Can you write out the whole listing exactly?

Data entries
......
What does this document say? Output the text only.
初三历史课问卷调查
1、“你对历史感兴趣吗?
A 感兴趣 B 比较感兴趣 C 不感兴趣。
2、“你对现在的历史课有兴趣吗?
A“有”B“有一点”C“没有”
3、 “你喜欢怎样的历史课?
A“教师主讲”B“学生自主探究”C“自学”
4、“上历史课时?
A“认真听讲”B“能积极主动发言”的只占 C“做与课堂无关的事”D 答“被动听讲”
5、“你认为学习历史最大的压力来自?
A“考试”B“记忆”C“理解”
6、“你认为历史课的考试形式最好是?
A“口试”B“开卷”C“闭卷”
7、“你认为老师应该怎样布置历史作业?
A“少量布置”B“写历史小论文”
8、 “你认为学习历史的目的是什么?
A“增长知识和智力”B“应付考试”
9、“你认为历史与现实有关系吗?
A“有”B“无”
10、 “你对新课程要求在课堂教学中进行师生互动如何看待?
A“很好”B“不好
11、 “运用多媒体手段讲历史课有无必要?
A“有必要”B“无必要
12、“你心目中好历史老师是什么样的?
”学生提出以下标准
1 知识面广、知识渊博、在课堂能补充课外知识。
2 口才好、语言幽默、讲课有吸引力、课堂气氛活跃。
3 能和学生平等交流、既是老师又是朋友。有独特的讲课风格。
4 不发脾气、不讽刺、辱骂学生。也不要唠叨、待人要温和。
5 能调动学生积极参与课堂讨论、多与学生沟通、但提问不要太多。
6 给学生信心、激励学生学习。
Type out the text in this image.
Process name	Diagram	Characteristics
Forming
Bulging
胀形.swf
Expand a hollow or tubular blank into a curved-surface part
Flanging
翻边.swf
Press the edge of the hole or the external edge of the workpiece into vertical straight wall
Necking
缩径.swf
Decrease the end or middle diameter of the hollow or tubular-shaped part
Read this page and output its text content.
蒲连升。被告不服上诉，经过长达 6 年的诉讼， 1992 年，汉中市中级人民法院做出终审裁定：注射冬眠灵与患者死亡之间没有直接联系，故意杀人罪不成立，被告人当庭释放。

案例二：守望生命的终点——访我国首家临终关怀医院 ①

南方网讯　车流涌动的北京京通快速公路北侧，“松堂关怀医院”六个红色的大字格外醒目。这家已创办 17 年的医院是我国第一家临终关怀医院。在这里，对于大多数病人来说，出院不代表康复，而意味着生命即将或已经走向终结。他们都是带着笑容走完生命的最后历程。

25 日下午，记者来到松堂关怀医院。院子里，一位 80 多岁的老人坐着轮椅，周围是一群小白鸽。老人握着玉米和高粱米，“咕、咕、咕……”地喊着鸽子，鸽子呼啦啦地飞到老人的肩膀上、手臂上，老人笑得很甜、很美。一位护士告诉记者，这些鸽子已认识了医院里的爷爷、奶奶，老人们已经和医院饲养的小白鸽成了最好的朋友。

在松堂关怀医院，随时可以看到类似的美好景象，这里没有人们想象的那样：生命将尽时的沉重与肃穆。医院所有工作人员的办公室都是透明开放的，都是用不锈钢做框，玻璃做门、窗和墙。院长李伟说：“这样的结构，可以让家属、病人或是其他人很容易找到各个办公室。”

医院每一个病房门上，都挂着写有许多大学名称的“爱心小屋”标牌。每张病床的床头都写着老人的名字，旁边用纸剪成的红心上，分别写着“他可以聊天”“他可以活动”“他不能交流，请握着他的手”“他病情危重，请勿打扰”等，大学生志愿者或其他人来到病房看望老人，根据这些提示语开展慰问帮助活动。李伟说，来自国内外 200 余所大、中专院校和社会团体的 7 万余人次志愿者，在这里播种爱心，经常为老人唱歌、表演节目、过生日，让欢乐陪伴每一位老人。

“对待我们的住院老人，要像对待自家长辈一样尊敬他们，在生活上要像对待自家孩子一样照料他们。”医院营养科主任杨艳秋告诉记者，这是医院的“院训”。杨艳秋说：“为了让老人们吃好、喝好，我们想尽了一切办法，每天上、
......
RESPONSE ::
What does this document say? Output the text only.
初三历史课问卷调查
1、“你对历史感兴趣吗?
A 感兴趣 B 比较感兴趣 C 不感兴趣。
2、“你对现在的历史课有兴趣吗?
A“有”B“有一点”C“没有”
3、 “你喜欢怎样的历史课?
A“教师主讲”B“学生自主探究”C“自学”
4、“上历史课时?
A“认真听讲”B“能积极主动发言”的只占 C“做与课堂无关的事”D 答“被动听讲”
5、“你认为学习历史最大的压力来自?
A“考试”B“记忆”C“理解”
6、“你认为历史课的考试形式最好是?
A“口试”B“开卷”C“闭卷”
7、“你认为老师应该怎样布置历史作业?
A“少量布置”B“写历史小论文”
8、 “你认为学习历史的目的是什么?
A“增长知识和智力”B“应付考试”
9、“你认为历史与现实有关系吗?
A“有”B“无”
10、 “你对新课程要求在课堂教学中进行师生互动如何看待?
A“很好”B“不好
11、 “运用多媒体手段讲历史课有无必要?
A“有必要”B“无必要
12、“你心目中好历史老师是什么样的?
”学生提出以下标准
1 知识面广、知识渊博、在课堂能补充课外知识。
2 口才好、语言幽默、讲课有吸引力、课堂气氛活跃。
3 能和学生平等交流、既是老师又是朋友。有独特的讲课风格。
4 不发脾气、不讽刺、辱骂学生。也不要唠叨、待人要温和。
5 能调动学生积极参与课堂讨论、多与学生沟通、但提问不要太多。
6 给学生信心、激励学生学习。
Type out the text in this image.
Process name	Diagram	Characteristics
Forming
Bulging
胀形.swf
Expand a hollow or tubular blank into a curved-surface part
Flanging
翻边.swf
Press the edge of the hole or the external edge of the workpiece into vertical straight wall
Necking
缩径.swf
Decrease the end or middle diameter of the hollow or tubular-shaped part
Read this page and output its text content.
蒲连升。被告不服上诉，经过长达 6 年的诉讼， 1992 年，汉中市中级人民法院做出终审裁定：注射冬眠灵与患者死亡之间没有直接联系，故意杀人罪不成立，被告人当庭释放。

案例二：守望生命的终点——访我国首家临终关怀医院 ①

南方网讯　车流涌动的北京京通快速公路北侧，“松堂关怀医院”六个红色的大字格外醒目。这家已创办 17 年的医院是我国第一家临终关怀医院。在这里，对于大多数病人来说，出院不代表康复，而意味着生命即将或已经走向终结。他们都是带着笑容走完生命的最后历程。

25 日下午，记者来到松堂关怀医院。院子里，一位 80 多岁的老人坐着轮椅，周围是一群小白鸽。老人握着玉米和高粱米，“咕、咕、咕……”地喊着鸽子，鸽子呼啦啦地飞到老人的肩膀上、手臂上，老人笑得很甜、很美。一位护士告诉记者，这些鸽子已认识了医院里的爷爷、奶奶，老人们已经和医院饲养的小白鸽成了最好的朋友。

在松堂关怀医院，随时可以看到类似的美好景象，这里没有人们想象的那样：生命将尽时的沉重与肃穆。医院所有工作人员的办公室都是透明开放的，都是用不锈钢做框，玻璃做门、窗和墙。院长李伟说：“这样的结构，可以让家属、病人或是其他人很容易找到各个办公室。”

医院每一个病房门上，都挂着写有许多大学名称的“爱心小屋”标牌。每张病床的床头都写着老人的名字，旁边用纸剪成的红心上，分别写着“他可以聊天”“他可以活动”“他不能交流，请握着他的手”“他病情危重，请勿打扰”等，大学生志愿者或其他人来到病房看望老人，根据这些提示语开展慰问帮助活动。李伟说，来自国内外 200 余所大、中专院校和社会团体的 7 万余人次志愿者，在这里播种爱心，经常为老人唱歌、表演节目、过生日，让欢乐陪伴每一位老人。

“对待我们的住院老人，要像对待自家长辈一样尊敬他们，在生活上要像对待自家孩子一样照料他们。”医院营养科主任杨艳秋告诉记者，这是医院的“院训”。杨艳秋说：“为了让老人们吃好、喝好，我们想尽了一切办法，每天上、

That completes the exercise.